### Your objective
Repeat each record exactly as written, and drop any images.

[Rows from a dataset]
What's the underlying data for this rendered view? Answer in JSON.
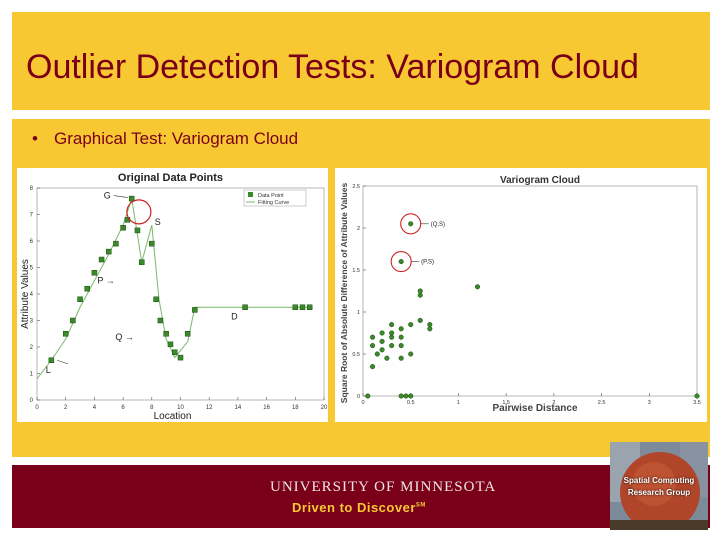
{
  "slide": {
    "title": "Outlier Detection Tests: Variogram Cloud",
    "bullet": "Graphical Test: Variogram Cloud"
  },
  "colors": {
    "gold": "#f7c832",
    "maroon": "#7a0019",
    "point_fill": "#3a8a2a",
    "outlier_circle": "#cc2222"
  },
  "chart_data": [
    {
      "type": "line",
      "title": "Original Data Points",
      "xlabel": "Location",
      "ylabel": "Attribute Values",
      "xlim": [
        0,
        20
      ],
      "ylim": [
        0,
        8
      ],
      "xticks": [
        "0",
        "2",
        "4",
        "6",
        "8",
        "10",
        "12",
        "14",
        "16",
        "18",
        "20"
      ],
      "yticks": [
        "0",
        "1",
        "2",
        "3",
        "4",
        "5",
        "6",
        "7",
        "8"
      ],
      "legend": {
        "position": "top-right",
        "entries": [
          "Data Point",
          "Fitting Curve"
        ]
      },
      "series": [
        {
          "name": "Data Point",
          "x": [
            1,
            2,
            2.5,
            3,
            3.5,
            4,
            4.5,
            5,
            5.5,
            6,
            6.3,
            6.6,
            7,
            7.3,
            8,
            8.3,
            8.6,
            9,
            9.3,
            9.6,
            10,
            10.5,
            11,
            14.5,
            18,
            18.5,
            19
          ],
          "y": [
            1.5,
            2.5,
            3.0,
            3.8,
            4.2,
            4.8,
            5.3,
            5.6,
            5.9,
            6.5,
            6.8,
            7.6,
            6.4,
            5.2,
            5.9,
            3.8,
            3.0,
            2.5,
            2.1,
            1.8,
            1.6,
            2.5,
            3.4,
            3.5,
            3.5,
            3.5,
            3.5
          ]
        }
      ],
      "fitting_curve": {
        "x": [
          0,
          1,
          2,
          3,
          4,
          5,
          6,
          6.6,
          7.3,
          8,
          8.5,
          9,
          9.6,
          10.5,
          11,
          12,
          14,
          16,
          18,
          19
        ],
        "y": [
          0.8,
          1.5,
          2.3,
          3.5,
          4.5,
          5.5,
          6.6,
          7.6,
          5.2,
          6.6,
          3.8,
          2.3,
          1.6,
          2.2,
          3.5,
          3.5,
          3.5,
          3.5,
          3.5,
          3.5
        ]
      },
      "annotations": [
        {
          "label": "G",
          "x": 6.6,
          "y": 7.6
        },
        {
          "label": "S",
          "x": 7.3,
          "y": 6.8
        },
        {
          "label": "P",
          "x": 6.3,
          "y": 4.7
        },
        {
          "label": "D",
          "x": 14.5,
          "y": 3.5
        },
        {
          "label": "Q",
          "x": 7.9,
          "y": 2.5
        },
        {
          "label": "L",
          "x": 2.0,
          "y": 1.4
        }
      ]
    },
    {
      "type": "scatter",
      "title": "Variogram Cloud",
      "xlabel": "Pairwise Distance",
      "ylabel": "Square Root of Absolute Difference of Attribute Values",
      "xlim": [
        0,
        3.5
      ],
      "ylim": [
        0,
        2.5
      ],
      "xticks": [
        "0",
        "0.5",
        "1",
        "1.5",
        "2",
        "2.5",
        "3",
        "3.5"
      ],
      "yticks": [
        "0",
        "0.5",
        "1",
        "1.5",
        "2",
        "2.5"
      ],
      "x": [
        0.05,
        0.1,
        0.1,
        0.1,
        0.15,
        0.2,
        0.2,
        0.2,
        0.25,
        0.3,
        0.3,
        0.3,
        0.3,
        0.4,
        0.4,
        0.4,
        0.4,
        0.4,
        0.5,
        0.5,
        0.5,
        0.6,
        0.6,
        0.6,
        0.7,
        0.7,
        1.2,
        0.5,
        0.4,
        0.45,
        3.5
      ],
      "y": [
        0.0,
        0.35,
        0.6,
        0.7,
        0.5,
        0.55,
        0.65,
        0.75,
        0.45,
        0.6,
        0.7,
        0.75,
        0.85,
        0.45,
        0.6,
        0.7,
        0.8,
        0.0,
        0.5,
        0.85,
        0.0,
        0.9,
        1.2,
        1.25,
        0.8,
        0.85,
        1.3,
        2.05,
        1.6,
        0.0,
        0.0
      ],
      "annotations": [
        {
          "label": "(Q,S)",
          "x": 0.5,
          "y": 2.05
        },
        {
          "label": "(P,S)",
          "x": 0.4,
          "y": 1.6
        }
      ]
    }
  ],
  "footer": {
    "university": "UNIVERSITY OF MINNESOTA",
    "tagline": "Driven to Discover",
    "tagline_mark": "SM",
    "logo_line1": "Spatial Computing",
    "logo_line2": "Research Group"
  }
}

### Task response
What's the underlying data for this rendered view? Answer in JSON.
{
  "slide": {
    "title": "Outlier Detection Tests: Variogram Cloud",
    "bullet": "Graphical Test: Variogram Cloud"
  },
  "colors": {
    "gold": "#f7c832",
    "maroon": "#7a0019",
    "point_fill": "#3a8a2a",
    "outlier_circle": "#cc2222"
  },
  "chart_data": [
    {
      "type": "line",
      "title": "Original Data Points",
      "xlabel": "Location",
      "ylabel": "Attribute Values",
      "xlim": [
        0,
        20
      ],
      "ylim": [
        0,
        8
      ],
      "xticks": [
        "0",
        "2",
        "4",
        "6",
        "8",
        "10",
        "12",
        "14",
        "16",
        "18",
        "20"
      ],
      "yticks": [
        "0",
        "1",
        "2",
        "3",
        "4",
        "5",
        "6",
        "7",
        "8"
      ],
      "legend": {
        "position": "top-right",
        "entries": [
          "Data Point",
          "Fitting Curve"
        ]
      },
      "series": [
        {
          "name": "Data Point",
          "x": [
            1,
            2,
            2.5,
            3,
            3.5,
            4,
            4.5,
            5,
            5.5,
            6,
            6.3,
            6.6,
            7,
            7.3,
            8,
            8.3,
            8.6,
            9,
            9.3,
            9.6,
            10,
            10.5,
            11,
            14.5,
            18,
            18.5,
            19
          ],
          "y": [
            1.5,
            2.5,
            3.0,
            3.8,
            4.2,
            4.8,
            5.3,
            5.6,
            5.9,
            6.5,
            6.8,
            7.6,
            6.4,
            5.2,
            5.9,
            3.8,
            3.0,
            2.5,
            2.1,
            1.8,
            1.6,
            2.5,
            3.4,
            3.5,
            3.5,
            3.5,
            3.5
          ]
        }
      ],
      "fitting_curve": {
        "x": [
          0,
          1,
          2,
          3,
          4,
          5,
          6,
          6.6,
          7.3,
          8,
          8.5,
          9,
          9.6,
          10.5,
          11,
          12,
          14,
          16,
          18,
          19
        ],
        "y": [
          0.8,
          1.5,
          2.3,
          3.5,
          4.5,
          5.5,
          6.6,
          7.6,
          5.2,
          6.6,
          3.8,
          2.3,
          1.6,
          2.2,
          3.5,
          3.5,
          3.5,
          3.5,
          3.5,
          3.5
        ]
      },
      "annotations": [
        {
          "label": "G",
          "x": 6.6,
          "y": 7.6
        },
        {
          "label": "S",
          "x": 7.3,
          "y": 6.8
        },
        {
          "label": "P",
          "x": 6.3,
          "y": 4.7
        },
        {
          "label": "D",
          "x": 14.5,
          "y": 3.5
        },
        {
          "label": "Q",
          "x": 7.9,
          "y": 2.5
        },
        {
          "label": "L",
          "x": 2.0,
          "y": 1.4
        }
      ]
    },
    {
      "type": "scatter",
      "title": "Variogram Cloud",
      "xlabel": "Pairwise Distance",
      "ylabel": "Square Root of Absolute Difference of Attribute Values",
      "xlim": [
        0,
        3.5
      ],
      "ylim": [
        0,
        2.5
      ],
      "xticks": [
        "0",
        "0.5",
        "1",
        "1.5",
        "2",
        "2.5",
        "3",
        "3.5"
      ],
      "yticks": [
        "0",
        "0.5",
        "1",
        "1.5",
        "2",
        "2.5"
      ],
      "x": [
        0.05,
        0.1,
        0.1,
        0.1,
        0.15,
        0.2,
        0.2,
        0.2,
        0.25,
        0.3,
        0.3,
        0.3,
        0.3,
        0.4,
        0.4,
        0.4,
        0.4,
        0.4,
        0.5,
        0.5,
        0.5,
        0.6,
        0.6,
        0.6,
        0.7,
        0.7,
        1.2,
        0.5,
        0.4,
        0.45,
        3.5
      ],
      "y": [
        0.0,
        0.35,
        0.6,
        0.7,
        0.5,
        0.55,
        0.65,
        0.75,
        0.45,
        0.6,
        0.7,
        0.75,
        0.85,
        0.45,
        0.6,
        0.7,
        0.8,
        0.0,
        0.5,
        0.85,
        0.0,
        0.9,
        1.2,
        1.25,
        0.8,
        0.85,
        1.3,
        2.05,
        1.6,
        0.0,
        0.0
      ],
      "annotations": [
        {
          "label": "(Q,S)",
          "x": 0.5,
          "y": 2.05
        },
        {
          "label": "(P,S)",
          "x": 0.4,
          "y": 1.6
        }
      ]
    }
  ],
  "footer": {
    "university": "UNIVERSITY OF MINNESOTA",
    "tagline": "Driven to Discover",
    "tagline_mark": "SM",
    "logo_line1": "Spatial Computing",
    "logo_line2": "Research Group"
  }
}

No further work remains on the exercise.